• **Input material**
^^^^^^^^

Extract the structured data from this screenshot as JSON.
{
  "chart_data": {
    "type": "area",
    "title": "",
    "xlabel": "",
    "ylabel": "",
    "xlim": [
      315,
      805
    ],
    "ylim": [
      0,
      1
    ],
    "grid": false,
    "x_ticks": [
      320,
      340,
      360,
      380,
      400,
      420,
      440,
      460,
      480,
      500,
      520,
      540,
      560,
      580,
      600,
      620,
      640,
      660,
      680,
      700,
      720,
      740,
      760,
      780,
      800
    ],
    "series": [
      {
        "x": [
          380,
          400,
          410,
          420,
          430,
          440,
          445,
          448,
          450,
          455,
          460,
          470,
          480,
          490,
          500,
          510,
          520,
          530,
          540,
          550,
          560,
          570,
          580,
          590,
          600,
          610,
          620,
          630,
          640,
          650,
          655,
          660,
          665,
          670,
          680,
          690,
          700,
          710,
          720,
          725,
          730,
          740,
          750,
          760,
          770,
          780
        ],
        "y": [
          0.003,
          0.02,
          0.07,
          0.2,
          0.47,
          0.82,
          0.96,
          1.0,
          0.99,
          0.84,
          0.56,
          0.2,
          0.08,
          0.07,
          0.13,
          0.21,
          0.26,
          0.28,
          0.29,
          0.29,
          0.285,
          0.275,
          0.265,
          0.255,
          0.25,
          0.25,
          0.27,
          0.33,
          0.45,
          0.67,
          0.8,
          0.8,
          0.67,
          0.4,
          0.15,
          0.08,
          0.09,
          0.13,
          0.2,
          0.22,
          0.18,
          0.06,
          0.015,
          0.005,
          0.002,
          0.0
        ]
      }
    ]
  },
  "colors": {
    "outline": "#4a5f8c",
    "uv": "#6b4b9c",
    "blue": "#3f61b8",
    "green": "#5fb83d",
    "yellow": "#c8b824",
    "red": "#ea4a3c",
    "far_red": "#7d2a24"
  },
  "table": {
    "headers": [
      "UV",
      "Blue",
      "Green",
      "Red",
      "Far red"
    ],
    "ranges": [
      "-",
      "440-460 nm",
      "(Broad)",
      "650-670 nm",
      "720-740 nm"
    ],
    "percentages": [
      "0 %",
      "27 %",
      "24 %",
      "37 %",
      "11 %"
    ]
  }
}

^^^^^^^^

• **What you need to do**
Copy the material above verbatim.

• **Finished task**
Extract the structured data from this screenshot as JSON.
{
  "chart_data": {
    "type": "area",
    "title": "",
    "xlabel": "",
    "ylabel": "",
    "xlim": [
      315,
      805
    ],
    "ylim": [
      0,
      1
    ],
    "grid": false,
    "x_ticks": [
      320,
      340,
      360,
      380,
      400,
      420,
      440,
      460,
      480,
      500,
      520,
      540,
      560,
      580,
      600,
      620,
      640,
      660,
      680,
      700,
      720,
      740,
      760,
      780,
      800
    ],
    "series": [
      {
        "x": [
          380,
          400,
          410,
          420,
          430,
          440,
          445,
          448,
          450,
          455,
          460,
          470,
          480,
          490,
          500,
          510,
          520,
          530,
          540,
          550,
          560,
          570,
          580,
          590,
          600,
          610,
          620,
          630,
          640,
          650,
          655,
          660,
          665,
          670,
          680,
          690,
          700,
          710,
          720,
          725,
          730,
          740,
          750,
          760,
          770,
          780
        ],
        "y": [
          0.003,
          0.02,
          0.07,
          0.2,
          0.47,
          0.82,
          0.96,
          1.0,
          0.99,
          0.84,
          0.56,
          0.2,
          0.08,
          0.07,
          0.13,
          0.21,
          0.26,
          0.28,
          0.29,
          0.29,
          0.285,
          0.275,
          0.265,
          0.255,
          0.25,
          0.25,
          0.27,
          0.33,
          0.45,
          0.67,
          0.8,
          0.8,
          0.67,
          0.4,
          0.15,
          0.08,
          0.09,
          0.13,
          0.2,
          0.22,
          0.18,
          0.06,
          0.015,
          0.005,
          0.002,
          0.0
        ]
      }
    ]
  },
  "colors": {
    "outline": "#4a5f8c",
    "uv": "#6b4b9c",
    "blue": "#3f61b8",
    "green": "#5fb83d",
    "yellow": "#c8b824",
    "red": "#ea4a3c",
    "far_red": "#7d2a24"
  },
  "table": {
    "headers": [
      "UV",
      "Blue",
      "Green",
      "Red",
      "Far red"
    ],
    "ranges": [
      "-",
      "440-460 nm",
      "(Broad)",
      "650-670 nm",
      "720-740 nm"
    ],
    "percentages": [
      "0 %",
      "27 %",
      "24 %",
      "37 %",
      "11 %"
    ]
  }
}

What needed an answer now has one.